**Set problem**
Transcribe the listing in full, excluding any pictures.

# START OF Input

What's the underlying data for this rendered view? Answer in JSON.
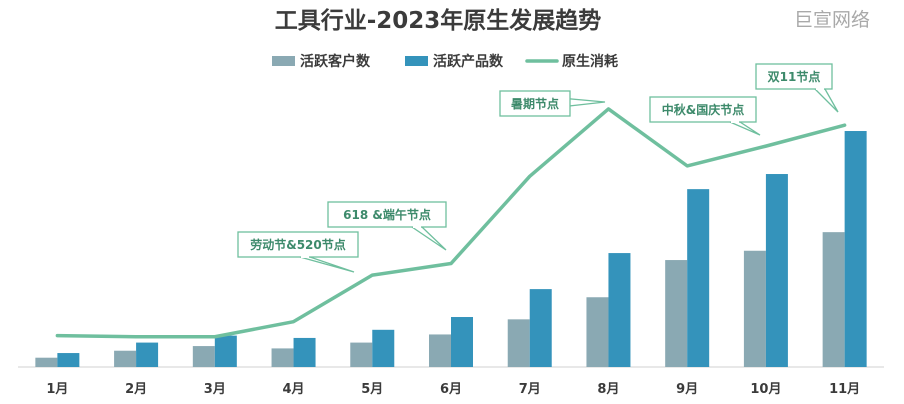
{
  "watermark": "巨宣网络",
  "chart_data": {
    "type": "bar",
    "title": "工具行业-2023年原生发展趋势",
    "categories": [
      "1月",
      "2月",
      "3月",
      "4月",
      "5月",
      "6月",
      "7月",
      "8月",
      "9月",
      "10月",
      "11月"
    ],
    "series": [
      {
        "name": "活跃客户数",
        "type": "bar",
        "color": "#8aa9b3",
        "values": [
          8,
          14,
          18,
          16,
          21,
          28,
          41,
          60,
          92,
          100,
          116
        ]
      },
      {
        "name": "活跃产品数",
        "type": "bar",
        "color": "#3493bb",
        "values": [
          12,
          21,
          27,
          25,
          32,
          43,
          67,
          98,
          153,
          166,
          203
        ]
      },
      {
        "name": "原生消耗",
        "type": "line",
        "color": "#6fbf9e",
        "values": [
          27,
          26,
          26,
          39,
          79,
          89,
          164,
          222,
          173,
          190,
          208
        ]
      }
    ],
    "ylim": [
      0,
      240
    ],
    "grid": false,
    "legend": "top-center",
    "annotations": [
      {
        "text": "劳动节&520节点",
        "category": "5月"
      },
      {
        "text": "618 &端午节点",
        "category": "6月"
      },
      {
        "text": "暑期节点",
        "category": "8月"
      },
      {
        "text": "中秋&国庆节点",
        "category": "10月"
      },
      {
        "text": "双11节点",
        "category": "11月"
      }
    ]
  }
}
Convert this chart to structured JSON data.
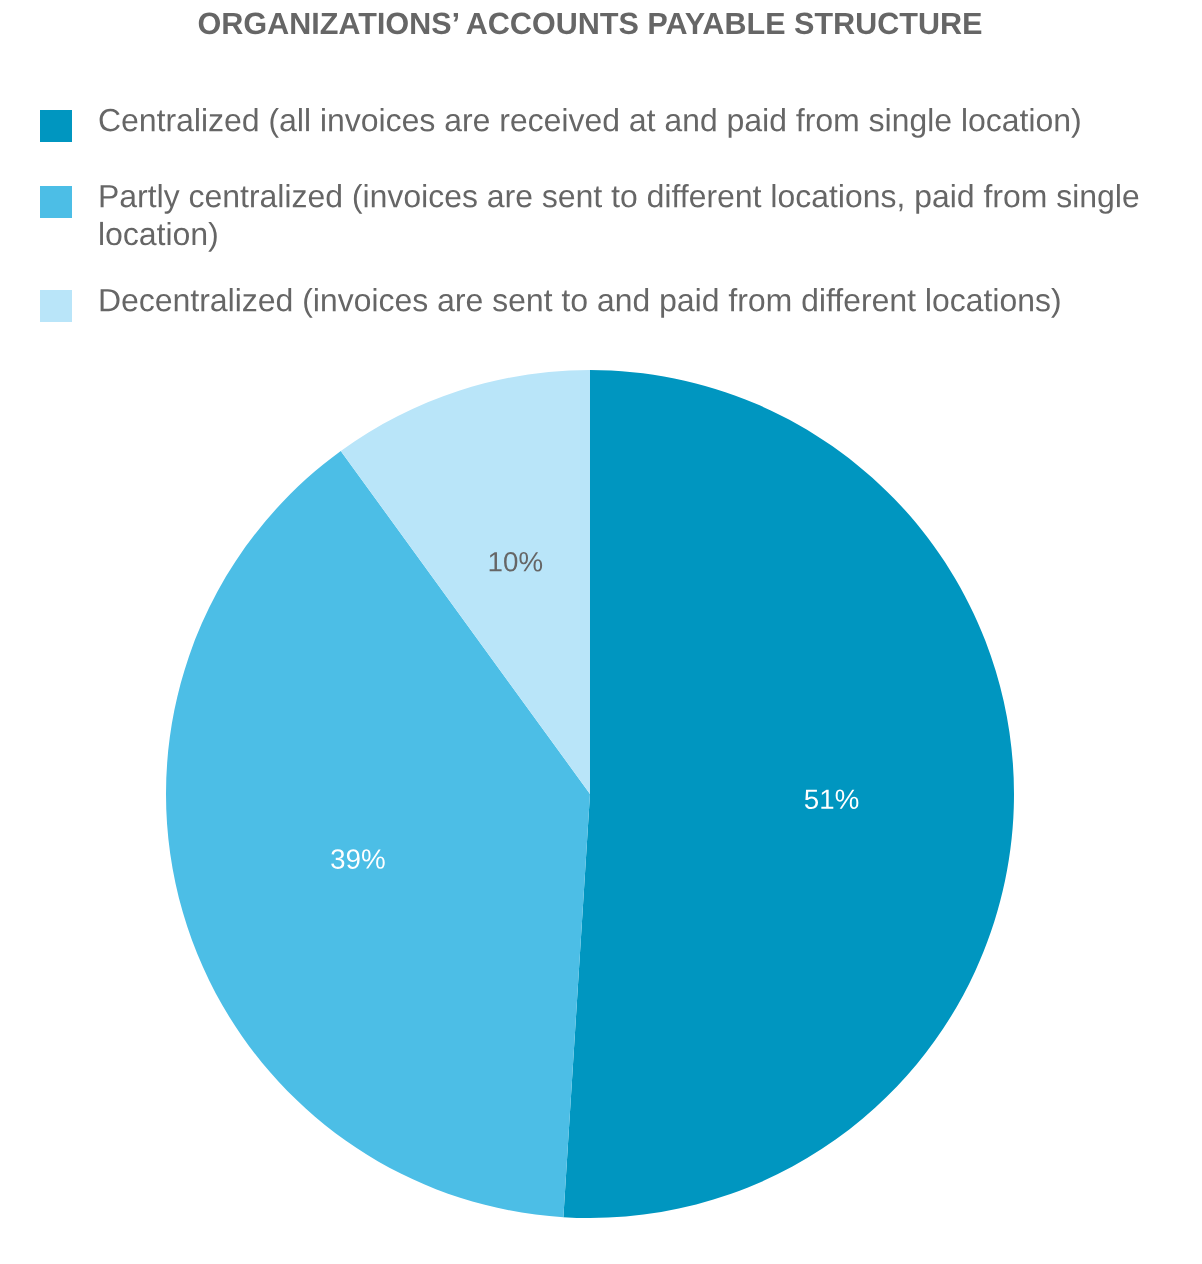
{
  "chart_data": {
    "type": "pie",
    "title": "ORGANIZATIONS’ ACCOUNTS PAYABLE STRUCTURE",
    "categories": [
      "Centralized (all invoices are received at and paid from single location)",
      "Partly centralized (invoices are sent to different locations, paid from single location)",
      "Decentralized (invoices are sent to and paid from different locations)"
    ],
    "values": [
      51,
      39,
      10
    ],
    "colors": [
      "#0096c0",
      "#4cbee6",
      "#b9e5f9"
    ],
    "value_labels": [
      "51%",
      "39%",
      "10%"
    ],
    "legend": "top"
  }
}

# END OF Input

**Worked answer**
What's the underlying data for this rendered view? Answer in JSON.
{
  "watermark": "巨宣网络",
  "chart_data": {
    "type": "bar",
    "title": "工具行业-2023年原生发展趋势",
    "categories": [
      "1月",
      "2月",
      "3月",
      "4月",
      "5月",
      "6月",
      "7月",
      "8月",
      "9月",
      "10月",
      "11月"
    ],
    "series": [
      {
        "name": "活跃客户数",
        "type": "bar",
        "color": "#8aa9b3",
        "values": [
          8,
          14,
          18,
          16,
          21,
          28,
          41,
          60,
          92,
          100,
          116
        ]
      },
      {
        "name": "活跃产品数",
        "type": "bar",
        "color": "#3493bb",
        "values": [
          12,
          21,
          27,
          25,
          32,
          43,
          67,
          98,
          153,
          166,
          203
        ]
      },
      {
        "name": "原生消耗",
        "type": "line",
        "color": "#6fbf9e",
        "values": [
          27,
          26,
          26,
          39,
          79,
          89,
          164,
          222,
          173,
          190,
          208
        ]
      }
    ],
    "ylim": [
      0,
      240
    ],
    "grid": false,
    "legend": "top-center",
    "annotations": [
      {
        "text": "劳动节&520节点",
        "category": "5月"
      },
      {
        "text": "618 &端午节点",
        "category": "6月"
      },
      {
        "text": "暑期节点",
        "category": "8月"
      },
      {
        "text": "中秋&国庆节点",
        "category": "10月"
      },
      {
        "text": "双11节点",
        "category": "11月"
      }
    ]
  }
}
Convert this chart to structured JSON data.
{
  "chart_data": {
    "type": "pie",
    "title": "ORGANIZATIONS’ ACCOUNTS PAYABLE STRUCTURE",
    "categories": [
      "Centralized (all invoices are received at and paid from single location)",
      "Partly centralized (invoices are sent to different locations, paid from single location)",
      "Decentralized (invoices are sent to and paid from different locations)"
    ],
    "values": [
      51,
      39,
      10
    ],
    "colors": [
      "#0096c0",
      "#4cbee6",
      "#b9e5f9"
    ],
    "value_labels": [
      "51%",
      "39%",
      "10%"
    ],
    "legend": "top"
  }
}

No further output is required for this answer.